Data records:

-----

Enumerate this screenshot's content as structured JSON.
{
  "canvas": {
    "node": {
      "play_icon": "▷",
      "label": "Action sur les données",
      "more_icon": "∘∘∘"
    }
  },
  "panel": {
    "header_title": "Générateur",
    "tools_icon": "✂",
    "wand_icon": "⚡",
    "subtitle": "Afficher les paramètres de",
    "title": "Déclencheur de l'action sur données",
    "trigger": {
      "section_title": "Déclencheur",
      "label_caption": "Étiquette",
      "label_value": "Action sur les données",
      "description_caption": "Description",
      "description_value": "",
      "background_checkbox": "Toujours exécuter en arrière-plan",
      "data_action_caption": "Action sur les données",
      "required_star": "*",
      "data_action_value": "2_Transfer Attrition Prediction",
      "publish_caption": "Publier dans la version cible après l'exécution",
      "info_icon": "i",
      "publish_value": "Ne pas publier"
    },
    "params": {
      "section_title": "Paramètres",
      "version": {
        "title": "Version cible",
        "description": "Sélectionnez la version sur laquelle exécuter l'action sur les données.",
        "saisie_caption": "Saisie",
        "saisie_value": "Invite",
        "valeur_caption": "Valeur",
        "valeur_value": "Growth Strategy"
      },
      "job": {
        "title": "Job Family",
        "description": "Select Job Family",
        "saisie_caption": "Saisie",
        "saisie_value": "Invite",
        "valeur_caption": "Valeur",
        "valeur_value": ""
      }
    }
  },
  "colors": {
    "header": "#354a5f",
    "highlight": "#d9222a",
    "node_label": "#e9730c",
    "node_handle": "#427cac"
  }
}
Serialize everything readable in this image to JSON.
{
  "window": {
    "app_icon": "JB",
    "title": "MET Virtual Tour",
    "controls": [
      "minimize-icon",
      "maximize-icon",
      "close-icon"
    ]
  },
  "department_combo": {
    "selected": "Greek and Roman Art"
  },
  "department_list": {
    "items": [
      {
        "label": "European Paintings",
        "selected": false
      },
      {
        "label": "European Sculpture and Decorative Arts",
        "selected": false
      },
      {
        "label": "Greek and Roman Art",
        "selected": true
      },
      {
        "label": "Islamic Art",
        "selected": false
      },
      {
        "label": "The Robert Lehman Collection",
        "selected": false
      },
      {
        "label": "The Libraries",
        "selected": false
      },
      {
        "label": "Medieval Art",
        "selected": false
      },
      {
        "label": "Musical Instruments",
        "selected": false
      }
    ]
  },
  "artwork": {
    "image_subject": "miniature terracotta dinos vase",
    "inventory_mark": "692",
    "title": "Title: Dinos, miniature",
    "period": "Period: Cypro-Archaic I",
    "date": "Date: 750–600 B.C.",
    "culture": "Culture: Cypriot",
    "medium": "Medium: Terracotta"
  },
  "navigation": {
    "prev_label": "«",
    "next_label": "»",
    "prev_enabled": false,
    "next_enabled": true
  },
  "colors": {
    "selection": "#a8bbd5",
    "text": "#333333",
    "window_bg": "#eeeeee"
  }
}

-----

### Given instruction
Show every line in the records above that contains the word "Déclencheur".

### Complete response
    "title": "Déclencheur de l'action sur données",
      "section_title": "Déclencheur",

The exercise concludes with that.